§ Work to complete:
Transcribe all the entries word for word, omitting any pictures they contain.
☆ ☆ ☆ ☆ ☆
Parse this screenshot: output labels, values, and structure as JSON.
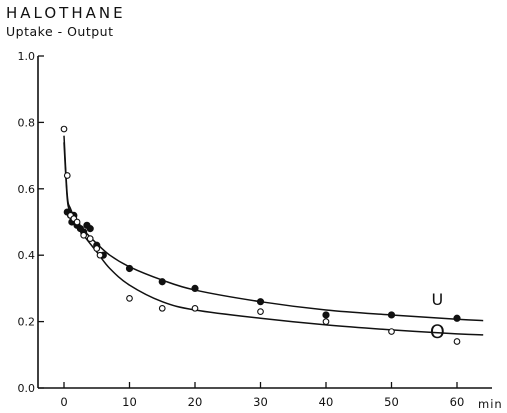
{
  "chart_data": {
    "type": "scatter",
    "title": "HALOTHANE",
    "subtitle": "Uptake - Output",
    "xlabel": "min",
    "ylabel": "",
    "xlim": [
      -4,
      68
    ],
    "ylim": [
      0,
      1.0
    ],
    "x_ticks": [
      0,
      10,
      20,
      30,
      40,
      50,
      60
    ],
    "y_ticks": [
      0.0,
      0.2,
      0.4,
      0.6,
      0.8,
      1.0
    ],
    "y_tick_labels": [
      "0.0",
      "0.2",
      "0.4",
      "0.6",
      "0.8",
      "1.0"
    ],
    "grid": false,
    "series": [
      {
        "name": "U",
        "marker": "filled-circle",
        "color": "#111111",
        "points": [
          {
            "x": 0.5,
            "y": 0.53
          },
          {
            "x": 1,
            "y": 0.52
          },
          {
            "x": 1.2,
            "y": 0.5
          },
          {
            "x": 1.5,
            "y": 0.52
          },
          {
            "x": 2,
            "y": 0.49
          },
          {
            "x": 2.5,
            "y": 0.48
          },
          {
            "x": 3,
            "y": 0.47
          },
          {
            "x": 3.5,
            "y": 0.49
          },
          {
            "x": 4,
            "y": 0.48
          },
          {
            "x": 5,
            "y": 0.43
          },
          {
            "x": 6,
            "y": 0.4
          },
          {
            "x": 10,
            "y": 0.36
          },
          {
            "x": 15,
            "y": 0.32
          },
          {
            "x": 20,
            "y": 0.3
          },
          {
            "x": 30,
            "y": 0.26
          },
          {
            "x": 40,
            "y": 0.22
          },
          {
            "x": 50,
            "y": 0.22
          },
          {
            "x": 60,
            "y": 0.21
          }
        ],
        "curve": [
          {
            "x": 0,
            "y": 0.76
          },
          {
            "x": 0.5,
            "y": 0.58
          },
          {
            "x": 1,
            "y": 0.54
          },
          {
            "x": 2,
            "y": 0.5
          },
          {
            "x": 3,
            "y": 0.475
          },
          {
            "x": 5,
            "y": 0.435
          },
          {
            "x": 7,
            "y": 0.4
          },
          {
            "x": 10,
            "y": 0.365
          },
          {
            "x": 15,
            "y": 0.325
          },
          {
            "x": 20,
            "y": 0.295
          },
          {
            "x": 30,
            "y": 0.26
          },
          {
            "x": 40,
            "y": 0.235
          },
          {
            "x": 50,
            "y": 0.22
          },
          {
            "x": 60,
            "y": 0.207
          },
          {
            "x": 64,
            "y": 0.203
          }
        ]
      },
      {
        "name": "O",
        "marker": "open-circle",
        "color": "#111111",
        "points": [
          {
            "x": 0,
            "y": 0.78
          },
          {
            "x": 0.5,
            "y": 0.64
          },
          {
            "x": 1,
            "y": 0.52
          },
          {
            "x": 1.5,
            "y": 0.51
          },
          {
            "x": 2,
            "y": 0.5
          },
          {
            "x": 3,
            "y": 0.46
          },
          {
            "x": 4,
            "y": 0.45
          },
          {
            "x": 5,
            "y": 0.42
          },
          {
            "x": 5.5,
            "y": 0.4
          },
          {
            "x": 10,
            "y": 0.27
          },
          {
            "x": 15,
            "y": 0.24
          },
          {
            "x": 20,
            "y": 0.24
          },
          {
            "x": 30,
            "y": 0.23
          },
          {
            "x": 40,
            "y": 0.2
          },
          {
            "x": 50,
            "y": 0.17
          },
          {
            "x": 60,
            "y": 0.14
          }
        ],
        "curve": [
          {
            "x": 0,
            "y": 0.74
          },
          {
            "x": 0.5,
            "y": 0.57
          },
          {
            "x": 1,
            "y": 0.53
          },
          {
            "x": 2,
            "y": 0.49
          },
          {
            "x": 3,
            "y": 0.46
          },
          {
            "x": 5,
            "y": 0.41
          },
          {
            "x": 7,
            "y": 0.36
          },
          {
            "x": 10,
            "y": 0.31
          },
          {
            "x": 15,
            "y": 0.26
          },
          {
            "x": 20,
            "y": 0.235
          },
          {
            "x": 30,
            "y": 0.21
          },
          {
            "x": 40,
            "y": 0.19
          },
          {
            "x": 50,
            "y": 0.175
          },
          {
            "x": 60,
            "y": 0.163
          },
          {
            "x": 64,
            "y": 0.16
          }
        ]
      }
    ],
    "annotations": [
      {
        "text": "U",
        "x": 57,
        "y": 0.25
      },
      {
        "text": "O",
        "x": 57,
        "y": 0.15
      }
    ]
  }
}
☆ ☆ ☆ ☆ ☆
§ Output below:
Parse this screenshot: output labels, values, and structure as JSON.
{
  "chart_data": {
    "type": "scatter",
    "title": "HALOTHANE",
    "subtitle": "Uptake - Output",
    "xlabel": "min",
    "ylabel": "",
    "xlim": [
      -4,
      68
    ],
    "ylim": [
      0,
      1.0
    ],
    "x_ticks": [
      0,
      10,
      20,
      30,
      40,
      50,
      60
    ],
    "y_ticks": [
      0.0,
      0.2,
      0.4,
      0.6,
      0.8,
      1.0
    ],
    "y_tick_labels": [
      "0.0",
      "0.2",
      "0.4",
      "0.6",
      "0.8",
      "1.0"
    ],
    "grid": false,
    "series": [
      {
        "name": "U",
        "marker": "filled-circle",
        "color": "#111111",
        "points": [
          {
            "x": 0.5,
            "y": 0.53
          },
          {
            "x": 1,
            "y": 0.52
          },
          {
            "x": 1.2,
            "y": 0.5
          },
          {
            "x": 1.5,
            "y": 0.52
          },
          {
            "x": 2,
            "y": 0.49
          },
          {
            "x": 2.5,
            "y": 0.48
          },
          {
            "x": 3,
            "y": 0.47
          },
          {
            "x": 3.5,
            "y": 0.49
          },
          {
            "x": 4,
            "y": 0.48
          },
          {
            "x": 5,
            "y": 0.43
          },
          {
            "x": 6,
            "y": 0.4
          },
          {
            "x": 10,
            "y": 0.36
          },
          {
            "x": 15,
            "y": 0.32
          },
          {
            "x": 20,
            "y": 0.3
          },
          {
            "x": 30,
            "y": 0.26
          },
          {
            "x": 40,
            "y": 0.22
          },
          {
            "x": 50,
            "y": 0.22
          },
          {
            "x": 60,
            "y": 0.21
          }
        ],
        "curve": [
          {
            "x": 0,
            "y": 0.76
          },
          {
            "x": 0.5,
            "y": 0.58
          },
          {
            "x": 1,
            "y": 0.54
          },
          {
            "x": 2,
            "y": 0.5
          },
          {
            "x": 3,
            "y": 0.475
          },
          {
            "x": 5,
            "y": 0.435
          },
          {
            "x": 7,
            "y": 0.4
          },
          {
            "x": 10,
            "y": 0.365
          },
          {
            "x": 15,
            "y": 0.325
          },
          {
            "x": 20,
            "y": 0.295
          },
          {
            "x": 30,
            "y": 0.26
          },
          {
            "x": 40,
            "y": 0.235
          },
          {
            "x": 50,
            "y": 0.22
          },
          {
            "x": 60,
            "y": 0.207
          },
          {
            "x": 64,
            "y": 0.203
          }
        ]
      },
      {
        "name": "O",
        "marker": "open-circle",
        "color": "#111111",
        "points": [
          {
            "x": 0,
            "y": 0.78
          },
          {
            "x": 0.5,
            "y": 0.64
          },
          {
            "x": 1,
            "y": 0.52
          },
          {
            "x": 1.5,
            "y": 0.51
          },
          {
            "x": 2,
            "y": 0.5
          },
          {
            "x": 3,
            "y": 0.46
          },
          {
            "x": 4,
            "y": 0.45
          },
          {
            "x": 5,
            "y": 0.42
          },
          {
            "x": 5.5,
            "y": 0.4
          },
          {
            "x": 10,
            "y": 0.27
          },
          {
            "x": 15,
            "y": 0.24
          },
          {
            "x": 20,
            "y": 0.24
          },
          {
            "x": 30,
            "y": 0.23
          },
          {
            "x": 40,
            "y": 0.2
          },
          {
            "x": 50,
            "y": 0.17
          },
          {
            "x": 60,
            "y": 0.14
          }
        ],
        "curve": [
          {
            "x": 0,
            "y": 0.74
          },
          {
            "x": 0.5,
            "y": 0.57
          },
          {
            "x": 1,
            "y": 0.53
          },
          {
            "x": 2,
            "y": 0.49
          },
          {
            "x": 3,
            "y": 0.46
          },
          {
            "x": 5,
            "y": 0.41
          },
          {
            "x": 7,
            "y": 0.36
          },
          {
            "x": 10,
            "y": 0.31
          },
          {
            "x": 15,
            "y": 0.26
          },
          {
            "x": 20,
            "y": 0.235
          },
          {
            "x": 30,
            "y": 0.21
          },
          {
            "x": 40,
            "y": 0.19
          },
          {
            "x": 50,
            "y": 0.175
          },
          {
            "x": 60,
            "y": 0.163
          },
          {
            "x": 64,
            "y": 0.16
          }
        ]
      }
    ],
    "annotations": [
      {
        "text": "U",
        "x": 57,
        "y": 0.25
      },
      {
        "text": "O",
        "x": 57,
        "y": 0.15
      }
    ]
  }
}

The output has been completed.